Do this: Below are the records; pull every line that includes "role".

___ Material to process ___

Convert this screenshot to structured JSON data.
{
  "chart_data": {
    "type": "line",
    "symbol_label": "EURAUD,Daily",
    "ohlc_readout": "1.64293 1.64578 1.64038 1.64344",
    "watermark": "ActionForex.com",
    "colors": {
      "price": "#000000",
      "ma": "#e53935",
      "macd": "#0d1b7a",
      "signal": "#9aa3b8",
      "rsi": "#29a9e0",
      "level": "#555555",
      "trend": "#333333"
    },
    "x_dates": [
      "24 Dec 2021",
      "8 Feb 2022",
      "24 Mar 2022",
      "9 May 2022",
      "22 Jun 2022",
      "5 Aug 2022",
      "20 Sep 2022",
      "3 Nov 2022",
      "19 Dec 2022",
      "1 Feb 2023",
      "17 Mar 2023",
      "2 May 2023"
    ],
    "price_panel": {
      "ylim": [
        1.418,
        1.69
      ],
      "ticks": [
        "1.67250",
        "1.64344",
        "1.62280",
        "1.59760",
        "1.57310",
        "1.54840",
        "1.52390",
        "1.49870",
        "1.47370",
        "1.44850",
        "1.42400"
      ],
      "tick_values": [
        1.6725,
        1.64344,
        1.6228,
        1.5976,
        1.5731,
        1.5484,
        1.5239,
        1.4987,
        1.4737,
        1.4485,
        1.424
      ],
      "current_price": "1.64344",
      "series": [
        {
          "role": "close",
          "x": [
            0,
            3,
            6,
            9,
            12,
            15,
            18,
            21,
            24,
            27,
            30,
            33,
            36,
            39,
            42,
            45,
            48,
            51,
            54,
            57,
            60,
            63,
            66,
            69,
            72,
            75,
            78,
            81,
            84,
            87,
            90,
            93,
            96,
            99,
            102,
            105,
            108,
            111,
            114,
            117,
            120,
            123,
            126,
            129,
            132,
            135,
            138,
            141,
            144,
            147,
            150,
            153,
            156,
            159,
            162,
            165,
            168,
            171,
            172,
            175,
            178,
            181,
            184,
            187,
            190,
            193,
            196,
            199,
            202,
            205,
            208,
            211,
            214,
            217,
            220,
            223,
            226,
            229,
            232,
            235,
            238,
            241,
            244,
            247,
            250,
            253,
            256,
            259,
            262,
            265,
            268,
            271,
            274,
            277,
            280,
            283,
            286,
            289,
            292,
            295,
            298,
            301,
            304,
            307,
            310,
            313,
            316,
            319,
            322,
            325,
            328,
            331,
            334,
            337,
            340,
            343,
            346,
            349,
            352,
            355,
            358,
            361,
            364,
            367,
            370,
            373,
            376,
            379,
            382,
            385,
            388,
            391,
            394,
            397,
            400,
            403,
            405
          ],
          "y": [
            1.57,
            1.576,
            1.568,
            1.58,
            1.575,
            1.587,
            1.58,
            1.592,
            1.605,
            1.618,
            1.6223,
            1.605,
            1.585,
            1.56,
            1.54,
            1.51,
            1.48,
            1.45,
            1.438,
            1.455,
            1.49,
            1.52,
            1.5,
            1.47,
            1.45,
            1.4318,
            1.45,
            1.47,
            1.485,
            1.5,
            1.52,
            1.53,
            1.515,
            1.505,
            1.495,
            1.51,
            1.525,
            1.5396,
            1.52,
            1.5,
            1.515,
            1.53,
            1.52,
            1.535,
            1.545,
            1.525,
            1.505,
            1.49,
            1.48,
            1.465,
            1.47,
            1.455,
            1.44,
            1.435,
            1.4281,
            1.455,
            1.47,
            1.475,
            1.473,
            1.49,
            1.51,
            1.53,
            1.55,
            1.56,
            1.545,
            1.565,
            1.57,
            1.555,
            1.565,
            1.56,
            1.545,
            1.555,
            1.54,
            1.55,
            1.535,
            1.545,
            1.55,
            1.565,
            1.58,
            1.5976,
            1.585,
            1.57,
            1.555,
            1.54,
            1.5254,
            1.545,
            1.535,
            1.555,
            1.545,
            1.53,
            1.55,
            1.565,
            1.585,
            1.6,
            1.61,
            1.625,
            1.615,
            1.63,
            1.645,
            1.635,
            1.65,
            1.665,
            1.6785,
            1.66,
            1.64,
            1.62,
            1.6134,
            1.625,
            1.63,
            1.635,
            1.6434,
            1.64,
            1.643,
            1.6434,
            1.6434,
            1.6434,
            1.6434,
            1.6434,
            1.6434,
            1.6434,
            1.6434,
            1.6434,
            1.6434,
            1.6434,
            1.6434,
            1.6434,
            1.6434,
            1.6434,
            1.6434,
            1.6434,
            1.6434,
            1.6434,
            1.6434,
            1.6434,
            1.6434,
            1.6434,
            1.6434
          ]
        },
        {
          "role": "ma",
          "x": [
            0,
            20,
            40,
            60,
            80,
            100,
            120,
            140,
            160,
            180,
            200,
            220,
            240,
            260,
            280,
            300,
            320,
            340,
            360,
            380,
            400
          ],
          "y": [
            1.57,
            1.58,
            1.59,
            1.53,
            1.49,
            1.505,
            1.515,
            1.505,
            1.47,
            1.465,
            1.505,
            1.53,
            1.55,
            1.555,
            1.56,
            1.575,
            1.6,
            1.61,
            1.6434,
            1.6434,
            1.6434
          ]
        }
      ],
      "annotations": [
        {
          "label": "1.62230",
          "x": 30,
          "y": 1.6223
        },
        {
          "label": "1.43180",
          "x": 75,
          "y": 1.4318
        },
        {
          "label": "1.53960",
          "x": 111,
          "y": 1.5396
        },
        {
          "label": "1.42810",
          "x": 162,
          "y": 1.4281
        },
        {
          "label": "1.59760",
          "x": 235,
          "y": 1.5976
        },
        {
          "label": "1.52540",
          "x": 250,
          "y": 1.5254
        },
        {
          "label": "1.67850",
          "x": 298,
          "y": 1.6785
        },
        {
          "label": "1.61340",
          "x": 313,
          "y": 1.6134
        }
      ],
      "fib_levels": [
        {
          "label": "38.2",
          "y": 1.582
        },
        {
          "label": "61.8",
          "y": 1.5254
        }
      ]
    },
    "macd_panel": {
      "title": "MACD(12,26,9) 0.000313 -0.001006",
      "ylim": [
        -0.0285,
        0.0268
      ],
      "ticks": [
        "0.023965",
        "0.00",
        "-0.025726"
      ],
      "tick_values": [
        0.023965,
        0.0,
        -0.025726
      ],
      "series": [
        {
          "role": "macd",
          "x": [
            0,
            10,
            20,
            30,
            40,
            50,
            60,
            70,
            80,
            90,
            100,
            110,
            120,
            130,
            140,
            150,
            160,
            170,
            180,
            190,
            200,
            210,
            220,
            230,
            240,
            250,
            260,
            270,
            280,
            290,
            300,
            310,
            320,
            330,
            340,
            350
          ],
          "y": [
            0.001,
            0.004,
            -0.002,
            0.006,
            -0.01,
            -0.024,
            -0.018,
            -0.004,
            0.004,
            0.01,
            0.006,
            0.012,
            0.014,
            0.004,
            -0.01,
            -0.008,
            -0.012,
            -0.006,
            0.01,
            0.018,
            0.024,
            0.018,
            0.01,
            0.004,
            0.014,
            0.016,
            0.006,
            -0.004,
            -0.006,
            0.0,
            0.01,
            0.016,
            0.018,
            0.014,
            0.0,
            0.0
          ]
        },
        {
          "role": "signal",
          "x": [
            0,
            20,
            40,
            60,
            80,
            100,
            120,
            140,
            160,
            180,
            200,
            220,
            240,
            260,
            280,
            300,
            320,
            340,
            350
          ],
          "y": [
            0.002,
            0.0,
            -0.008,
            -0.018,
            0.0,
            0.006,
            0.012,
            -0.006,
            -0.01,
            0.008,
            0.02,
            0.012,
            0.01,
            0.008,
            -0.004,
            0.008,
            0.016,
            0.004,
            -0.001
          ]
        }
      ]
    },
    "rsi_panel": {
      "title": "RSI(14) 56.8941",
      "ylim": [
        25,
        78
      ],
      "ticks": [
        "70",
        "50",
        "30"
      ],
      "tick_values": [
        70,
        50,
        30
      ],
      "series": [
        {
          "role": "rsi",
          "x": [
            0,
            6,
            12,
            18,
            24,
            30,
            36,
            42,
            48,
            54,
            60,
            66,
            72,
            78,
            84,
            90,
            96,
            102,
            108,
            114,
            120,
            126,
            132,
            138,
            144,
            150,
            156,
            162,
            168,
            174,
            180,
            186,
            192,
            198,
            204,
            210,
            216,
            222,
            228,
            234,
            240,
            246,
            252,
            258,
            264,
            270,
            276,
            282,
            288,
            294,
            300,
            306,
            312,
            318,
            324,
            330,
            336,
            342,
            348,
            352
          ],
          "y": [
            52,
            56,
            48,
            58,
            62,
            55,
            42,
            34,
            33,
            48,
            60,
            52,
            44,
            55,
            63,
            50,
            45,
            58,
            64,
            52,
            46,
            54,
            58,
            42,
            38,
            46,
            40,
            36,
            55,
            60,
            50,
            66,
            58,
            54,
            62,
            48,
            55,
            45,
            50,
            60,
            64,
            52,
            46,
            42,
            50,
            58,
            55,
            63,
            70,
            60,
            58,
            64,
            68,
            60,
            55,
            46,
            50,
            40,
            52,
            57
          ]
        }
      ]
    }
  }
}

___

Answer:
          "role": "close",
          "role": "ma",
          "role": "macd",
          "role": "signal",
          "role": "rsi",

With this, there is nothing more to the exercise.